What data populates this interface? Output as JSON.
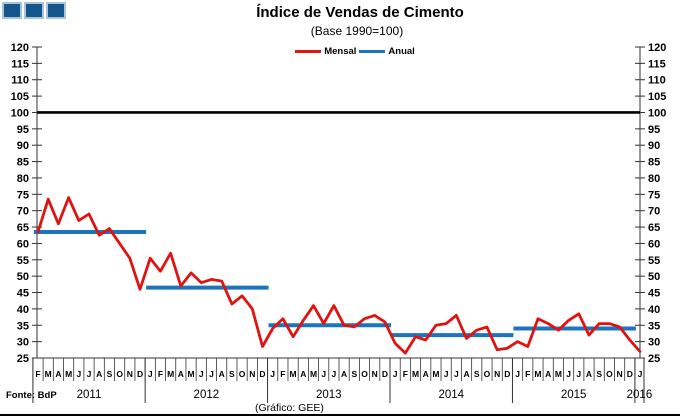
{
  "header": {
    "title": "Índice de Vendas de Cimento",
    "subtitle": "(Base 1990=100)"
  },
  "legend": [
    {
      "label": "Mensal",
      "color": "#e01310"
    },
    {
      "label": "Anual",
      "color": "#1c74be"
    }
  ],
  "footer": {
    "source": "Fonte: BdP",
    "credit": "(Gráfico: GEE)"
  },
  "chart_data": {
    "type": "line",
    "title": "Índice de Vendas de Cimento",
    "subtitle": "(Base 1990=100)",
    "ylim": [
      25,
      120
    ],
    "ytick_step": 5,
    "reference_line": 100,
    "legend_position": "top-center",
    "grid": false,
    "colors": {
      "mensal": "#e01310",
      "anual": "#1c74be",
      "reference": "#000000",
      "axis": "#333333"
    },
    "series_names": [
      "Mensal",
      "Anual"
    ],
    "years": [
      {
        "label": "2011",
        "months": [
          "F",
          "M",
          "A",
          "M",
          "J",
          "J",
          "A",
          "S",
          "O",
          "N",
          "D"
        ],
        "mensal": [
          63.5,
          73.5,
          66,
          74,
          67,
          69,
          62.5,
          64.5,
          60,
          55.5,
          46
        ]
      },
      {
        "label": "2012",
        "months": [
          "J",
          "F",
          "M",
          "A",
          "M",
          "J",
          "J",
          "A",
          "S",
          "O",
          "N",
          "D"
        ],
        "mensal": [
          55.5,
          51.5,
          57,
          47,
          51,
          48,
          49,
          48.5,
          41.5,
          44,
          40,
          28.5
        ]
      },
      {
        "label": "2013",
        "months": [
          "J",
          "F",
          "M",
          "A",
          "M",
          "J",
          "J",
          "A",
          "S",
          "O",
          "N",
          "D"
        ],
        "mensal": [
          34,
          37,
          31.5,
          36.5,
          41,
          35.5,
          41,
          35,
          34.5,
          37,
          38,
          36
        ]
      },
      {
        "label": "2014",
        "months": [
          "J",
          "F",
          "M",
          "A",
          "M",
          "J",
          "J",
          "A",
          "S",
          "O",
          "N",
          "D"
        ],
        "mensal": [
          29.5,
          26.5,
          31.5,
          30.5,
          35,
          35.5,
          38,
          31,
          33.5,
          34.5,
          27.5,
          28
        ]
      },
      {
        "label": "2015",
        "months": [
          "J",
          "F",
          "M",
          "A",
          "M",
          "J",
          "J",
          "A",
          "S",
          "O",
          "N",
          "D"
        ],
        "mensal": [
          30,
          28.5,
          37,
          35.5,
          33.5,
          36.5,
          38.5,
          32,
          35.5,
          35.5,
          34.5,
          30.5
        ]
      },
      {
        "label": "2016",
        "months": [
          "J"
        ],
        "mensal": [
          27
        ]
      }
    ],
    "anual": [
      {
        "year": "2011",
        "value": 63.5
      },
      {
        "year": "2012",
        "value": 46.5
      },
      {
        "year": "2013",
        "value": 35
      },
      {
        "year": "2014",
        "value": 32
      },
      {
        "year": "2015",
        "value": 34
      }
    ]
  }
}
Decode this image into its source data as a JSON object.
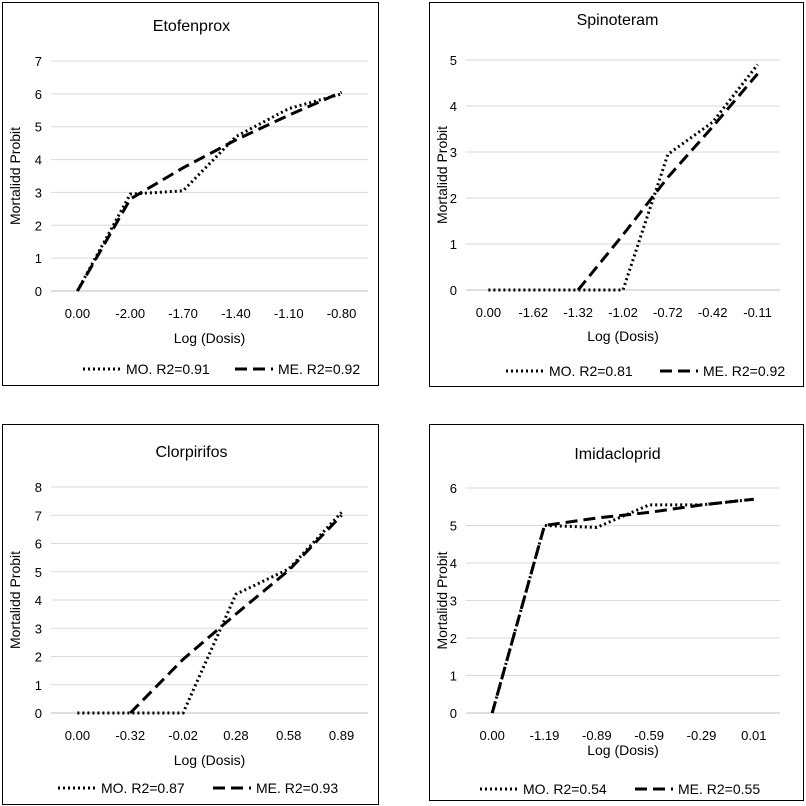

=== Short task ===
Reproduce each entry precisely, dropping only the pictures.

=== Output for this exercise ===
What data populates this interface? Output as JSON.
{
  "header": {
    "title": "Índice de Vendas de Cimento",
    "subtitle": "(Base 1990=100)"
  },
  "legend": [
    {
      "label": "Mensal",
      "color": "#e01310"
    },
    {
      "label": "Anual",
      "color": "#1c74be"
    }
  ],
  "footer": {
    "source": "Fonte: BdP",
    "credit": "(Gráfico: GEE)"
  },
  "chart_data": {
    "type": "line",
    "title": "Índice de Vendas de Cimento",
    "subtitle": "(Base 1990=100)",
    "ylim": [
      25,
      120
    ],
    "ytick_step": 5,
    "reference_line": 100,
    "legend_position": "top-center",
    "grid": false,
    "colors": {
      "mensal": "#e01310",
      "anual": "#1c74be",
      "reference": "#000000",
      "axis": "#333333"
    },
    "series_names": [
      "Mensal",
      "Anual"
    ],
    "years": [
      {
        "label": "2011",
        "months": [
          "F",
          "M",
          "A",
          "M",
          "J",
          "J",
          "A",
          "S",
          "O",
          "N",
          "D"
        ],
        "mensal": [
          63.5,
          73.5,
          66,
          74,
          67,
          69,
          62.5,
          64.5,
          60,
          55.5,
          46
        ]
      },
      {
        "label": "2012",
        "months": [
          "J",
          "F",
          "M",
          "A",
          "M",
          "J",
          "J",
          "A",
          "S",
          "O",
          "N",
          "D"
        ],
        "mensal": [
          55.5,
          51.5,
          57,
          47,
          51,
          48,
          49,
          48.5,
          41.5,
          44,
          40,
          28.5
        ]
      },
      {
        "label": "2013",
        "months": [
          "J",
          "F",
          "M",
          "A",
          "M",
          "J",
          "J",
          "A",
          "S",
          "O",
          "N",
          "D"
        ],
        "mensal": [
          34,
          37,
          31.5,
          36.5,
          41,
          35.5,
          41,
          35,
          34.5,
          37,
          38,
          36
        ]
      },
      {
        "label": "2014",
        "months": [
          "J",
          "F",
          "M",
          "A",
          "M",
          "J",
          "J",
          "A",
          "S",
          "O",
          "N",
          "D"
        ],
        "mensal": [
          29.5,
          26.5,
          31.5,
          30.5,
          35,
          35.5,
          38,
          31,
          33.5,
          34.5,
          27.5,
          28
        ]
      },
      {
        "label": "2015",
        "months": [
          "J",
          "F",
          "M",
          "A",
          "M",
          "J",
          "J",
          "A",
          "S",
          "O",
          "N",
          "D"
        ],
        "mensal": [
          30,
          28.5,
          37,
          35.5,
          33.5,
          36.5,
          38.5,
          32,
          35.5,
          35.5,
          34.5,
          30.5
        ]
      },
      {
        "label": "2016",
        "months": [
          "J"
        ],
        "mensal": [
          27
        ]
      }
    ],
    "anual": [
      {
        "year": "2011",
        "value": 63.5
      },
      {
        "year": "2012",
        "value": 46.5
      },
      {
        "year": "2013",
        "value": 35
      },
      {
        "year": "2014",
        "value": 32
      },
      {
        "year": "2015",
        "value": 34
      }
    ]
  }
}
Decode this image into its source data as a JSON object.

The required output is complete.